● **PROMPT**: List each line of the data that holds the word "great".

● **INPUT**:
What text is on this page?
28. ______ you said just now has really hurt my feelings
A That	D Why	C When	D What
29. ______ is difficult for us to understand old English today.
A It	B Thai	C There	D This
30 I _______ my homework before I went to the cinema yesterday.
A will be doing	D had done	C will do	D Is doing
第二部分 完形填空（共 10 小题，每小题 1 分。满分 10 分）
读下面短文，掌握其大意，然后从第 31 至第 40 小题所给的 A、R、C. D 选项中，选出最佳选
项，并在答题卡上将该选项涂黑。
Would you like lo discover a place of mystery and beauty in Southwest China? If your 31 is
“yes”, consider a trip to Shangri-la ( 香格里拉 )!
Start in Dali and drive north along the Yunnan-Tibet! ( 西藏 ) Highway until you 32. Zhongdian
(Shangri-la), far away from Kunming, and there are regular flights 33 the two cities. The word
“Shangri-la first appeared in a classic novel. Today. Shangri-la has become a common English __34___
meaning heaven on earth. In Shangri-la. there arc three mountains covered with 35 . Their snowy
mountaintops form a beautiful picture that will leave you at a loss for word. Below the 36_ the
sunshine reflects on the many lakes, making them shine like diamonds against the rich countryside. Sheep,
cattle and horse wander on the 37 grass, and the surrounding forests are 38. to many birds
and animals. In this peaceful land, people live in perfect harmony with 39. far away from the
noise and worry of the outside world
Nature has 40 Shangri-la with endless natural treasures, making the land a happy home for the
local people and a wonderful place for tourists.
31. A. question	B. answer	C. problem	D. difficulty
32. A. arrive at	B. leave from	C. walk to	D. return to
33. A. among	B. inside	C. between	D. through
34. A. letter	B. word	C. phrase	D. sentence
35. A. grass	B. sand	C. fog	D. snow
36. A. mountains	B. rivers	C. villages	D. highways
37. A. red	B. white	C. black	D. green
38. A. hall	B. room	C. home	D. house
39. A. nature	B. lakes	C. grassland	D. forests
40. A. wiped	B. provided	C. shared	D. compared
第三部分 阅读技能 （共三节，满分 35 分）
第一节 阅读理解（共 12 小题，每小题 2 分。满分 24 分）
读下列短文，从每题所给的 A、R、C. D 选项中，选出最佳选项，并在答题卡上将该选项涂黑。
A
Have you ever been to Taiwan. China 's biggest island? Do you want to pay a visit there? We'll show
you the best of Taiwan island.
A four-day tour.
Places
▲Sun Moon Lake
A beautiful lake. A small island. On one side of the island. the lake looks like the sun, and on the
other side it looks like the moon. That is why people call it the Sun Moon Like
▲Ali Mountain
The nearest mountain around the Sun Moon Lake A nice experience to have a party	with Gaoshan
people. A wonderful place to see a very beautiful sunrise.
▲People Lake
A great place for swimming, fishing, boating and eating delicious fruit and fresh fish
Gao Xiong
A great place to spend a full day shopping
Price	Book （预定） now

● **RESULT BELOW**:
A great place for swimming, fishing, boating and eating delicious fruit and fresh fish
A great place to spend a full day shopping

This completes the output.